THINGS TO DO:
a – In the singleton question, which version from the referenced article does the writer say they followed?
b – Can you render this sentence from the singleton question in Spanish: "Any idea on how should I declare, initialize, and use these variables?"
c – Could you carry on the singleton question from the point where it stops?

TEXT SECTION:
----------

I have referred to Jon Skeet's article here (http://csharpindepth.com/articles/general/singleton.aspx), the sixth version.
However, I have some private variables that I want initialized once, and be used by methods in this supposedly singleton class. I initialized them in the private constructor, but soon found out, that they are null when invoking the methods, in a multi-threaded scenario (Task.Run).
When debugging, I observed that the private constructor doesn't called twice (which should be) when I call out for an "Instance", and so I assume that my private variables, shouldn't be null at that point in time already (succeeding "Instance" calls).
Any idea on how should I declare, initialize, and use these variables?
public sealed class Singleton
{
private static readonly Lazy<Singleton> lazy =
new Lazy<Singleton>(() => new Singleton());
public static Singleton Instance { get { return lazy.Value; } }
// my private variables
private readonly string _plantCode;
private Singleton()

----------

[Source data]

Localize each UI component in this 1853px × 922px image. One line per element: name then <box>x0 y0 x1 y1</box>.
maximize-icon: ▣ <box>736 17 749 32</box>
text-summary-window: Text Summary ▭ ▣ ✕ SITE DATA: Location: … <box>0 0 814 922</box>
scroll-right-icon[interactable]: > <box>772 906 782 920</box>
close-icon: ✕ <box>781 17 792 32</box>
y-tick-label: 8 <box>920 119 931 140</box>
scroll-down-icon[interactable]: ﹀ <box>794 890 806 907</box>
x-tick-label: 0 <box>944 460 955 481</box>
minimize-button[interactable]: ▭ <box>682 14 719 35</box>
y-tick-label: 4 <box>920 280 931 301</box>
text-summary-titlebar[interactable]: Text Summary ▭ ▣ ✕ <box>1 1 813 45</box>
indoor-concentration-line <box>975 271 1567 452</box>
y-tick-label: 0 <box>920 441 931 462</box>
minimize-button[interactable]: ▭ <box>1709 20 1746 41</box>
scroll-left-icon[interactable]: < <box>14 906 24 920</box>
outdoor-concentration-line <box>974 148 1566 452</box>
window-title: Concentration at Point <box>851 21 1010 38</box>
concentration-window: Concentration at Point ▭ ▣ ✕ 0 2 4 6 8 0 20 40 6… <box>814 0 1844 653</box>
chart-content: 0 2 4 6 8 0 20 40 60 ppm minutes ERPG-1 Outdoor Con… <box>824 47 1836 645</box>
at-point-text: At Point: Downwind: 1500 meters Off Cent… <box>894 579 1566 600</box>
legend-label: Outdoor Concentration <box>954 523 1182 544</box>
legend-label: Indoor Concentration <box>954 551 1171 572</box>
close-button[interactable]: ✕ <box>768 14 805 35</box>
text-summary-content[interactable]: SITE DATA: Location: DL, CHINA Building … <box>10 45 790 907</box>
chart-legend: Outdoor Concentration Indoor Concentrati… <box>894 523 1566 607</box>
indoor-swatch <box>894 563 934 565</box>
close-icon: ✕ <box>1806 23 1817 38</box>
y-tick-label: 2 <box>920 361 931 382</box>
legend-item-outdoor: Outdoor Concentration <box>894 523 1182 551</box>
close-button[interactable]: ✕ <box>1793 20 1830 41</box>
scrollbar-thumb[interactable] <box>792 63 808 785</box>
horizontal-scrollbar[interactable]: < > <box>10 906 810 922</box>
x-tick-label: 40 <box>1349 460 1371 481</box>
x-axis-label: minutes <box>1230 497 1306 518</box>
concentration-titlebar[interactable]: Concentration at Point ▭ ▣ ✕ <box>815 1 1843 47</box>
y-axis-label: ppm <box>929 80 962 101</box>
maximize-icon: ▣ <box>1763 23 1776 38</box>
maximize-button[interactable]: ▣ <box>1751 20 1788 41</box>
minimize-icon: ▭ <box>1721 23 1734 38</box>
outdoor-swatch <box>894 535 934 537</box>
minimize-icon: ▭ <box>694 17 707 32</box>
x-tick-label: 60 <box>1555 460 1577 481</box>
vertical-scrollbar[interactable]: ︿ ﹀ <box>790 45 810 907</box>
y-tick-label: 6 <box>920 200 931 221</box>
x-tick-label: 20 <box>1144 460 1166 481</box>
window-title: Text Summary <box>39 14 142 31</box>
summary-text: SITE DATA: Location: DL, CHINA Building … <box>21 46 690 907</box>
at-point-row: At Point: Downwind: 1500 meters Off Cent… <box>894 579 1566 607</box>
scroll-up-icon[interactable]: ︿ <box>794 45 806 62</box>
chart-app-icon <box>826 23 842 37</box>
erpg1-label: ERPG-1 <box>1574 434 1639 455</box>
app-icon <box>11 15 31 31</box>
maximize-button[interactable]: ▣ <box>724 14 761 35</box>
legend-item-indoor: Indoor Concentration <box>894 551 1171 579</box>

----------

RESPONSES:
a – The sixth version.

b – ¿Alguna idea de cómo debería declarar, inicializar y usar estas variables?

c –
{
var appSettings = ConfigurationManager.AppSettings;
string _plantCode = appSettings["PlantCode"] ?? "Not Found";
}
public SomeMethod()
{
var temp = _plantCode; // <== _plantCode becomes null here!
}
}
This is the problem:
string _plantCode = appSettings["PlantCode"] ?? "Not Found";
That isn't assigning to the instance variable - it's declaring a new local variable. You just want:
_plantCode = appSettings["PlantCode"] ?? "Not Found";
(This would happen with the same code in a normal class, by the way - it has nothing to do with the fact that it's a singleton.)